Task to carry out: Each line from the one that holds "Type out the text in this image." to the end of the records is to be retyped exactly. Pictures are not part of the copy.

Extracted data entries:
★ ★ ★

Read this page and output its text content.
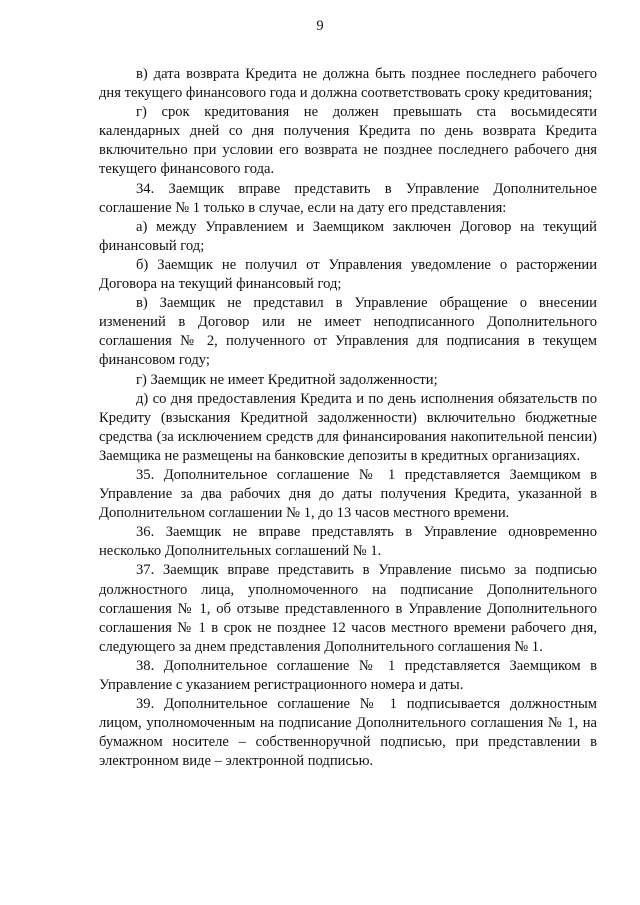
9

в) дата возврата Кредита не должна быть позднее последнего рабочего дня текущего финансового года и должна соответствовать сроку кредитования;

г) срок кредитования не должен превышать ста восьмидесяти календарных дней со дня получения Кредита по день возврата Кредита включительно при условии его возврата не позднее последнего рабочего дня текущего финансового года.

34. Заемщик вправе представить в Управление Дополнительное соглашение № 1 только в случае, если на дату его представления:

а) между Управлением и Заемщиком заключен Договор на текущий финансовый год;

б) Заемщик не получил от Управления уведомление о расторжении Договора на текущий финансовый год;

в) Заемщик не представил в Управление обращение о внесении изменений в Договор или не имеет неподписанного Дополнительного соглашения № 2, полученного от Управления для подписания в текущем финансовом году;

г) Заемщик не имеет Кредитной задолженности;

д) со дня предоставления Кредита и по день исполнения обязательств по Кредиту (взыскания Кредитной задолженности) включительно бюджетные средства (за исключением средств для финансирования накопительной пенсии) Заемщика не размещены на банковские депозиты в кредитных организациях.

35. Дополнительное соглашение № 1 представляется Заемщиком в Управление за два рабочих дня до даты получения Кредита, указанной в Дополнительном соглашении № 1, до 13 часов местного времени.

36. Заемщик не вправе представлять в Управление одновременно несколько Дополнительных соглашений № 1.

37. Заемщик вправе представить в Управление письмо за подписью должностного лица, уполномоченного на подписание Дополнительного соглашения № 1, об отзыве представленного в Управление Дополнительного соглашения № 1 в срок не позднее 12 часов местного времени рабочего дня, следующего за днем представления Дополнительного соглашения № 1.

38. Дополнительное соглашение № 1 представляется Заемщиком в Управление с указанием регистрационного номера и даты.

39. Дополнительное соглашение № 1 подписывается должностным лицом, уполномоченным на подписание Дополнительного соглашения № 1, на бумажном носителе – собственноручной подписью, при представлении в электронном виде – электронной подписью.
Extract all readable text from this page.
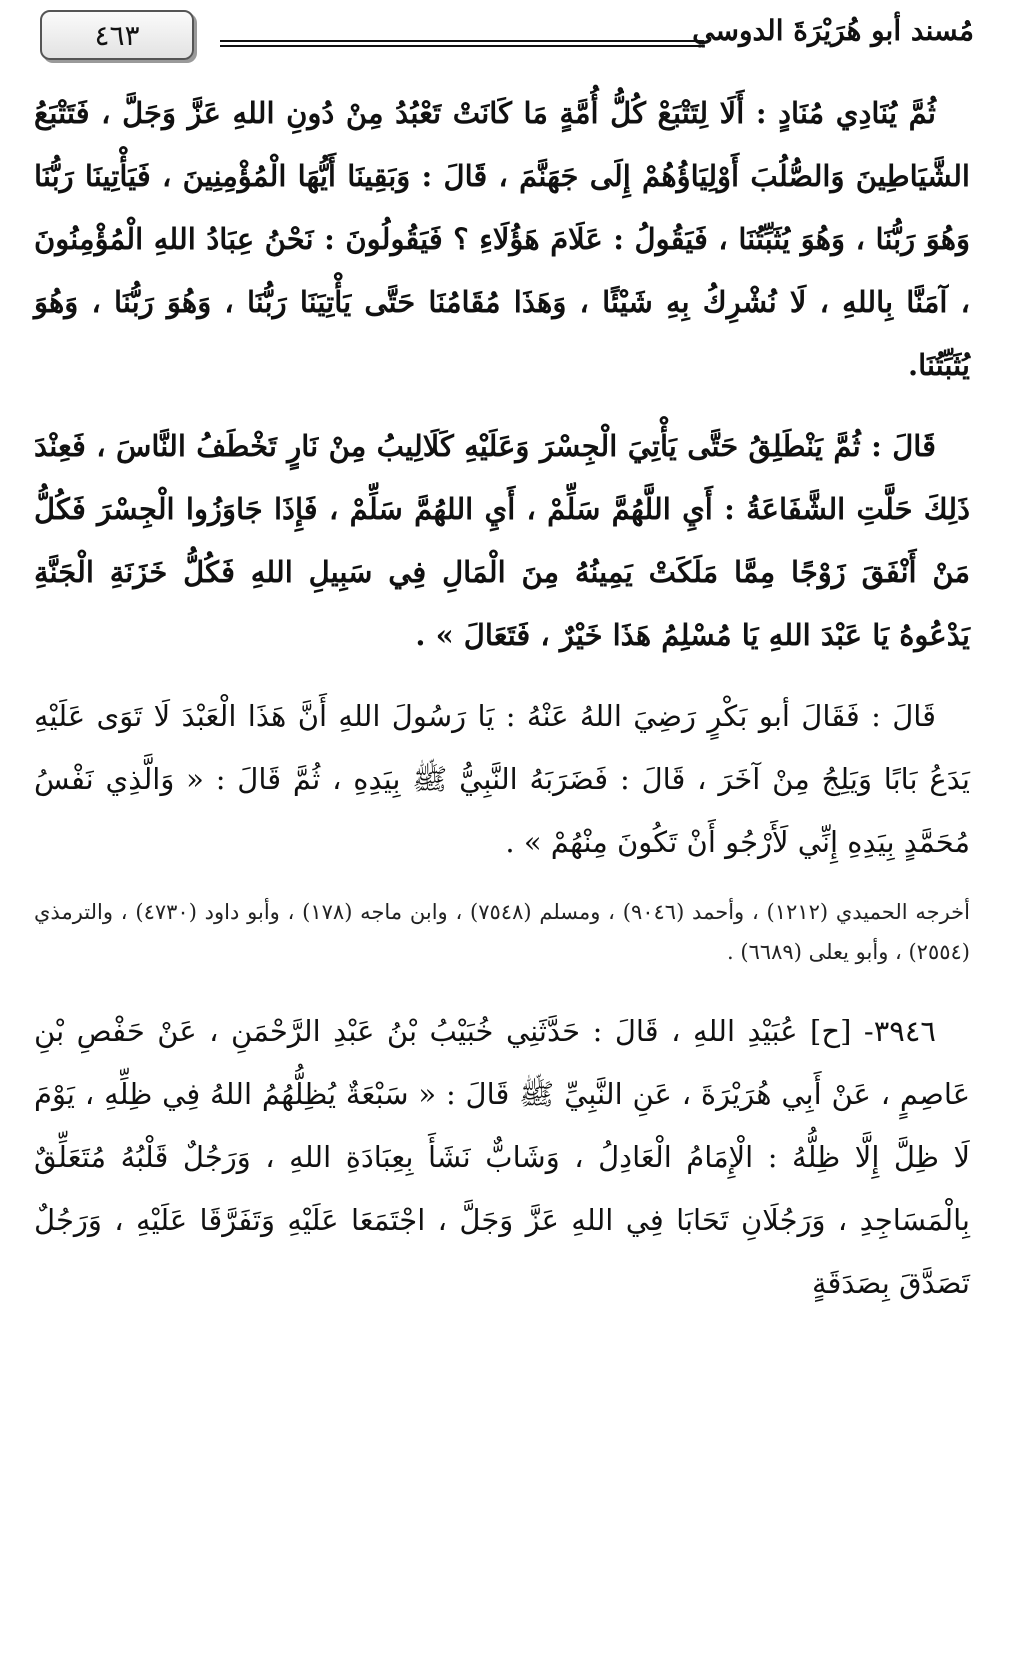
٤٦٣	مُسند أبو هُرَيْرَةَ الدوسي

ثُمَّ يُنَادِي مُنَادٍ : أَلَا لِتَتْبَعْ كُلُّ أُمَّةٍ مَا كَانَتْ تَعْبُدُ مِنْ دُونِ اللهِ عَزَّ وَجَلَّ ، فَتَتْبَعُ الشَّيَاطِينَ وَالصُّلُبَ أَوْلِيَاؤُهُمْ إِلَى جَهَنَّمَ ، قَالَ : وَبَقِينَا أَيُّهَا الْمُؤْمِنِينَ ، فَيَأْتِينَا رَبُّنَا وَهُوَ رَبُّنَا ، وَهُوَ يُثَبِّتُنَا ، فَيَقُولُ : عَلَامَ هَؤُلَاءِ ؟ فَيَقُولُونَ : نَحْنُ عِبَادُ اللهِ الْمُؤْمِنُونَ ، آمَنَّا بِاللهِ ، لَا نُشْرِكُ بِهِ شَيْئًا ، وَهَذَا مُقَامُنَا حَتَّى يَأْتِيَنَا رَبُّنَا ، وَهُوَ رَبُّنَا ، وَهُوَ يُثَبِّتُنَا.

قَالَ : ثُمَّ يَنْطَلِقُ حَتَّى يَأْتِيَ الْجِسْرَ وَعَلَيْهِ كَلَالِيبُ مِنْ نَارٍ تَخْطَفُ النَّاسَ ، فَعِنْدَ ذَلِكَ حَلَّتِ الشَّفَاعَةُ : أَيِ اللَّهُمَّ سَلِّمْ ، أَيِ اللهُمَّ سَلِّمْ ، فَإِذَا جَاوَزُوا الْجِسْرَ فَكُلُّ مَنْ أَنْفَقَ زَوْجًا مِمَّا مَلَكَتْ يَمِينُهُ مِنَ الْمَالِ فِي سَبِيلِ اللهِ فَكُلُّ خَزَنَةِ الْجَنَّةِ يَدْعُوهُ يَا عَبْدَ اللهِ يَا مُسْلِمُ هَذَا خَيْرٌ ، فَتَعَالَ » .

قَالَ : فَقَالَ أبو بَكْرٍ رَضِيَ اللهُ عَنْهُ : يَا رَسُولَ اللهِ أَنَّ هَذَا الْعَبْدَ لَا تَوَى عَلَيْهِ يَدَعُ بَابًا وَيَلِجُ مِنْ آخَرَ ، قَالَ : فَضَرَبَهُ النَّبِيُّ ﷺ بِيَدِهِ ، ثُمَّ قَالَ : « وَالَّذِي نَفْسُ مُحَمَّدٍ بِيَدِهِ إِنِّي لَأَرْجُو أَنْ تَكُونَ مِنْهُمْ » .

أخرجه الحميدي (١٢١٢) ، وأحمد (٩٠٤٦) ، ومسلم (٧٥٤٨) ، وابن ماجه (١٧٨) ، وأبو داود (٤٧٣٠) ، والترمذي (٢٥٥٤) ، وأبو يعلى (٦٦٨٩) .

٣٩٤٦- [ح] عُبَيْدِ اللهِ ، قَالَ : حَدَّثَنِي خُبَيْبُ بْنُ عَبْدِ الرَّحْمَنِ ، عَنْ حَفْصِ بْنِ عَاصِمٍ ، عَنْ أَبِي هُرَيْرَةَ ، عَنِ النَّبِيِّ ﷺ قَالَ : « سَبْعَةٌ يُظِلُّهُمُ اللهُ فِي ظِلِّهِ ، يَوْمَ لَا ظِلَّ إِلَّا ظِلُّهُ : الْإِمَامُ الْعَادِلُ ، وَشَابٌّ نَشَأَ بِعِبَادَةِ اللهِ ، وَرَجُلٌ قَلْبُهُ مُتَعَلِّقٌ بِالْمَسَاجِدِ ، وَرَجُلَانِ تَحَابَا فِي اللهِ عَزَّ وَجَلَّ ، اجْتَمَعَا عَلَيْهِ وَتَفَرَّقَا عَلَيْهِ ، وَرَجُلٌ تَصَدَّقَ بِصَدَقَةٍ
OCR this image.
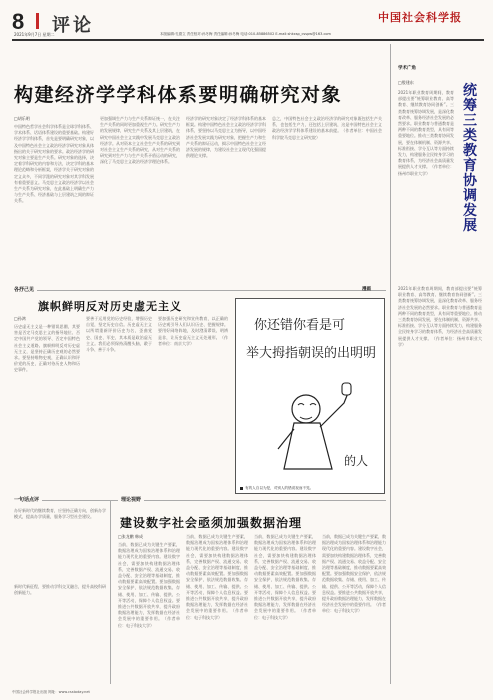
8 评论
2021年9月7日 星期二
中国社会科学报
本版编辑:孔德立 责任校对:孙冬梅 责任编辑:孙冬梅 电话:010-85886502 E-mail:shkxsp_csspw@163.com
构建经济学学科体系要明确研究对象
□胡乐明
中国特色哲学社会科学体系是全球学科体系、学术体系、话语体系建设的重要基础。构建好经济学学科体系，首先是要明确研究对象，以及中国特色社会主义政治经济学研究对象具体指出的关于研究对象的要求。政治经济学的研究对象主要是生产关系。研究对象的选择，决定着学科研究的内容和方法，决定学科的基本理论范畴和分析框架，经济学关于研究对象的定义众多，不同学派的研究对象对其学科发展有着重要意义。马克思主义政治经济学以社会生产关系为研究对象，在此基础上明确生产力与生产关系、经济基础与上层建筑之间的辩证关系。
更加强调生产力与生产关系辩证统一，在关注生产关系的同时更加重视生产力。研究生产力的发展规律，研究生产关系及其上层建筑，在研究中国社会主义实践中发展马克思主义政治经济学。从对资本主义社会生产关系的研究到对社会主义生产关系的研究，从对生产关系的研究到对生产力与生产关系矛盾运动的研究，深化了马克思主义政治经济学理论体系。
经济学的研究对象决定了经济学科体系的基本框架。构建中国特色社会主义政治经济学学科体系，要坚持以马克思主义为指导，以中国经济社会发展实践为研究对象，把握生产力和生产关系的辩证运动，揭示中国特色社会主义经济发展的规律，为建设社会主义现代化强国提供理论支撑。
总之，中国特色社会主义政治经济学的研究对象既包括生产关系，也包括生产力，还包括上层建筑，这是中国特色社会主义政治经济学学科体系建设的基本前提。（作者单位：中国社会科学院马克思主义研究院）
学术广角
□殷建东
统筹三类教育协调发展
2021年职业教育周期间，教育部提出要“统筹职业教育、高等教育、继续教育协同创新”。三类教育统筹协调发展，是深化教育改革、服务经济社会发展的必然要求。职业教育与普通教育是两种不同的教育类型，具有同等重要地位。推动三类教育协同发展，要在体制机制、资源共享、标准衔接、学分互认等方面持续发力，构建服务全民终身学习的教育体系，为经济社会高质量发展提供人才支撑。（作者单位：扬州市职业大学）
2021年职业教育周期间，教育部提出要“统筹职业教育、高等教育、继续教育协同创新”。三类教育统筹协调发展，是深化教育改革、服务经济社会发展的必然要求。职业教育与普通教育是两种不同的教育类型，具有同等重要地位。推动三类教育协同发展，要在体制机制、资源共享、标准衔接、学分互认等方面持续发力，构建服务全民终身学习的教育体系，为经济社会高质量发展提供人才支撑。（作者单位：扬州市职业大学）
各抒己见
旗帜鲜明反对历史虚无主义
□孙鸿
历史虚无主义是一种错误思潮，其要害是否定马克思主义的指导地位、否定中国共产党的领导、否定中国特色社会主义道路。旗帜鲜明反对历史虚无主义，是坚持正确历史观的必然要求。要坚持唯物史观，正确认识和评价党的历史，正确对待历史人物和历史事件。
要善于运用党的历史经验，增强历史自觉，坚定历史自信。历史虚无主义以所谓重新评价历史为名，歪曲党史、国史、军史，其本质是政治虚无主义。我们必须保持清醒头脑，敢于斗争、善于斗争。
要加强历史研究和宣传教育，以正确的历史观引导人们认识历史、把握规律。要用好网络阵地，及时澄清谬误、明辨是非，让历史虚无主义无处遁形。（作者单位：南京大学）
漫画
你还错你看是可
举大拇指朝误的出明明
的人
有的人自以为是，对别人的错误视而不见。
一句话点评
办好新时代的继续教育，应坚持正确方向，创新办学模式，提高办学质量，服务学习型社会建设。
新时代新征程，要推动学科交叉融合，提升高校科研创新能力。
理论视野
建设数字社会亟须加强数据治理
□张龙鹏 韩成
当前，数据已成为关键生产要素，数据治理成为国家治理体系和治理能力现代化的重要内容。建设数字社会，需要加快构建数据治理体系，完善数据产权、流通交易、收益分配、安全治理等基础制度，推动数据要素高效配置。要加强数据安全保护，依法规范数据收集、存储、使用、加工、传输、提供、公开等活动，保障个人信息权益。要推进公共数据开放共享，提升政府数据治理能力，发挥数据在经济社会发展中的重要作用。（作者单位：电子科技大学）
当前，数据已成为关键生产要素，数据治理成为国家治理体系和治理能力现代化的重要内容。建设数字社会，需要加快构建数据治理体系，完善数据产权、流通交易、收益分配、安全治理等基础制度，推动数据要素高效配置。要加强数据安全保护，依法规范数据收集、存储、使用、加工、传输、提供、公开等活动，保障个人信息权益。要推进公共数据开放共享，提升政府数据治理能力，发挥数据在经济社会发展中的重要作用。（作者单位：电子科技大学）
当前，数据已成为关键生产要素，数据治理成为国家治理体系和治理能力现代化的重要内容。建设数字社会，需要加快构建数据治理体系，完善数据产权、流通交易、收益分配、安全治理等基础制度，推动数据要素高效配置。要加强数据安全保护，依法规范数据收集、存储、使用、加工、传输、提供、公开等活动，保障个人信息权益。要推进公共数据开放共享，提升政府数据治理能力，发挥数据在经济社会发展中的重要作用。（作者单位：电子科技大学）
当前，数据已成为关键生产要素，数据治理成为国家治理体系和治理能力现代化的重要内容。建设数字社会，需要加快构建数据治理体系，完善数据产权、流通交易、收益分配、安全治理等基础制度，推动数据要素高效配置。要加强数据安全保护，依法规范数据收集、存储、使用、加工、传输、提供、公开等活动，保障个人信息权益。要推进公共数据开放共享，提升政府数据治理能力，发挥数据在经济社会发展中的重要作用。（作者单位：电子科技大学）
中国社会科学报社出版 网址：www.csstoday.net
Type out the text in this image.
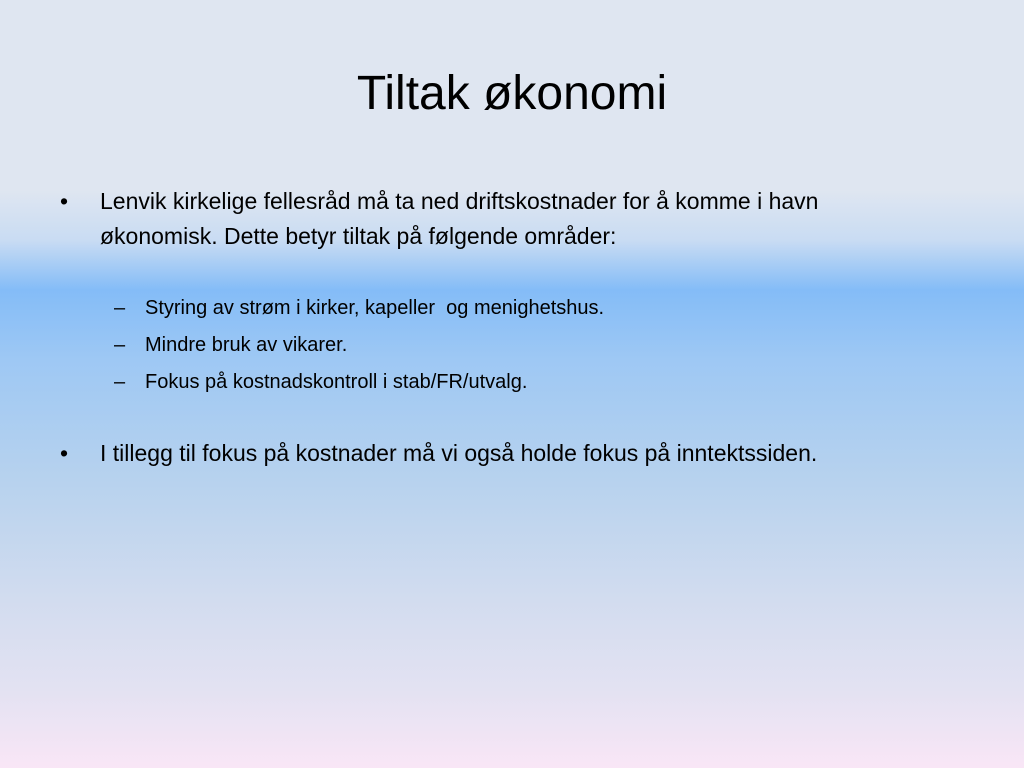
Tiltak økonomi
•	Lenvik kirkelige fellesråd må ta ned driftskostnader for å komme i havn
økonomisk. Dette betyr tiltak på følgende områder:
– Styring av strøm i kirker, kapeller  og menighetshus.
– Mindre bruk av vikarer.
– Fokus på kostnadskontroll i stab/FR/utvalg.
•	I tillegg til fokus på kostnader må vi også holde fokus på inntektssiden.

★ ★ ★

Written solution:
Type out the text in this image.
Tiltak økonomi
•	Lenvik kirkelige fellesråd må ta ned driftskostnader for å komme i havn
økonomisk. Dette betyr tiltak på følgende områder:
– Styring av strøm i kirker, kapeller  og menighetshus.
– Mindre bruk av vikarer.
– Fokus på kostnadskontroll i stab/FR/utvalg.
•	I tillegg til fokus på kostnader må vi også holde fokus på inntektssiden.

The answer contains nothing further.